Your task is to locate every line holding the string "منصور" and to copy each of them.
====== RECORDS TO USE ======
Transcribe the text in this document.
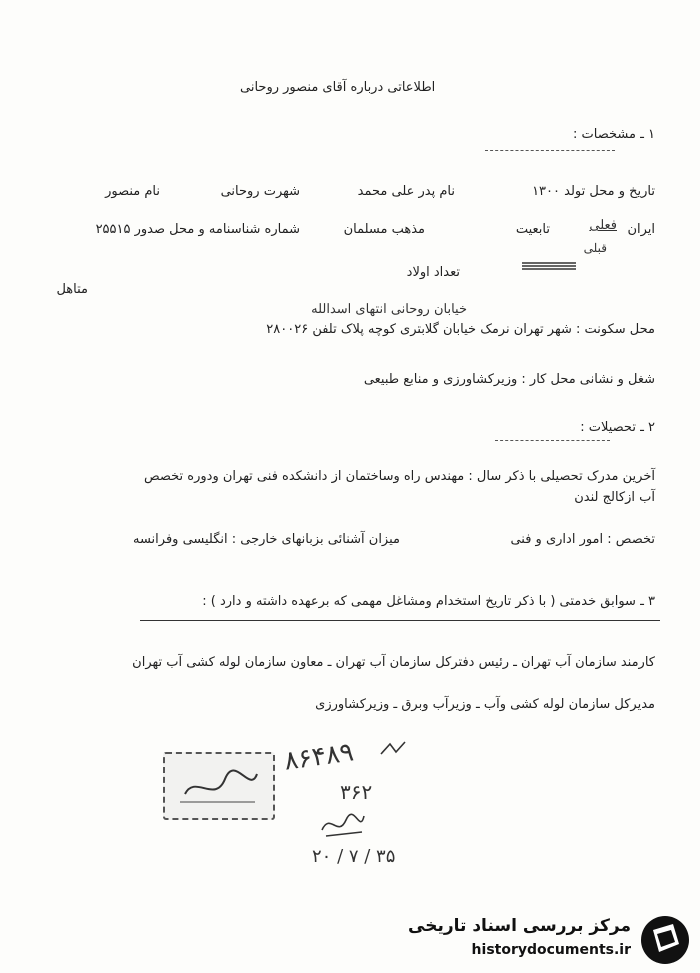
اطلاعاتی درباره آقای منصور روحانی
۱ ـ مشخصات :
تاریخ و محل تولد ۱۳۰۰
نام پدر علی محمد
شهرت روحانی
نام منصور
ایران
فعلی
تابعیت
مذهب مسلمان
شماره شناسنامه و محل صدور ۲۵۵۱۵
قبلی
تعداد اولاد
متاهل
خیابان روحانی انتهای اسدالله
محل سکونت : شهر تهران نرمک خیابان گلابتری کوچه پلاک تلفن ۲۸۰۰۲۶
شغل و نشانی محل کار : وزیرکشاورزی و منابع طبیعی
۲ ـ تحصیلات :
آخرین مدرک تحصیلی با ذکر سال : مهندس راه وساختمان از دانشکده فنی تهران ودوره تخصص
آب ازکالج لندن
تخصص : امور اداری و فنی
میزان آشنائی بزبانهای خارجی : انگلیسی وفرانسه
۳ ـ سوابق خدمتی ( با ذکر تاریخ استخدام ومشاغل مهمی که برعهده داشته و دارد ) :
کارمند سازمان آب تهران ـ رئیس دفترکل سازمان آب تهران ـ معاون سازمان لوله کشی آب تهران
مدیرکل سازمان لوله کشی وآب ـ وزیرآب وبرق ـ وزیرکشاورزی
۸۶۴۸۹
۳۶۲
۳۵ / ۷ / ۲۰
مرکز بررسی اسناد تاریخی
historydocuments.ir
======
====== RECORDS TO USE ======
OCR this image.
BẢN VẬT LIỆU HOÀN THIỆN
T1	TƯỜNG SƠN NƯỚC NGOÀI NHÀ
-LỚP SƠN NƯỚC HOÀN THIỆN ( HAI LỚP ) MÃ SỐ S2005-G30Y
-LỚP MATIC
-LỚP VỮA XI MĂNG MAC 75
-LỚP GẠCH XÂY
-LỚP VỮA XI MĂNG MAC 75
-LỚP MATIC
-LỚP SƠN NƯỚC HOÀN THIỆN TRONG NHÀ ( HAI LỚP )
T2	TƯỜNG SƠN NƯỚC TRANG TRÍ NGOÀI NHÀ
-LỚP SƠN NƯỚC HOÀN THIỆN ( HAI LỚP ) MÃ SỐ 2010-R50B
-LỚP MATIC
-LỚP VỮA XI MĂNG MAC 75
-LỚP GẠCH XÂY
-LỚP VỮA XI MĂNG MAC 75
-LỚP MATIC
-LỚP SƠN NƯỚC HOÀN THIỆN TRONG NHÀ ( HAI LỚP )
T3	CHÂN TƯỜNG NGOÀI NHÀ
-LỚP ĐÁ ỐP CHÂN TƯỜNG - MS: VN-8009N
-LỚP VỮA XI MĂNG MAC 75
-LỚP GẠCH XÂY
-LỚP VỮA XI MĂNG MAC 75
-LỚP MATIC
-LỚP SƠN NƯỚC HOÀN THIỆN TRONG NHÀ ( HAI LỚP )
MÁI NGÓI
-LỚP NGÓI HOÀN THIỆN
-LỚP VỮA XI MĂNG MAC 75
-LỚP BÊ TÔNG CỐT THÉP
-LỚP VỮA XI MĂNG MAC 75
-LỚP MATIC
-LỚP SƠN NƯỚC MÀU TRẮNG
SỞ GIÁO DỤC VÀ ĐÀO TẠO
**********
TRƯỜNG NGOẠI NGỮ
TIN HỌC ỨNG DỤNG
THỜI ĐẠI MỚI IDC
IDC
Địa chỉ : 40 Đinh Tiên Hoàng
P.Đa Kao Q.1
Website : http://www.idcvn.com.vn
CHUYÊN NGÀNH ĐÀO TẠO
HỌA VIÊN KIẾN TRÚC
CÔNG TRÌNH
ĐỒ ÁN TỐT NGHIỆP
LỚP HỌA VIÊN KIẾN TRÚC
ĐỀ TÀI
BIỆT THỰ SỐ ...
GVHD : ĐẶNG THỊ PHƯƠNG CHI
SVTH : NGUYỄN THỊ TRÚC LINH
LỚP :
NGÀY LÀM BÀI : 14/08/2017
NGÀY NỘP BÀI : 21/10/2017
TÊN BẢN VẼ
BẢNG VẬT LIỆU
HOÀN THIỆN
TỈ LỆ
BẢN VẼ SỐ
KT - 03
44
======
- **WRITTEN SOLUTION**:
اطلاعاتی درباره آقای منصور روحانی
نام منصور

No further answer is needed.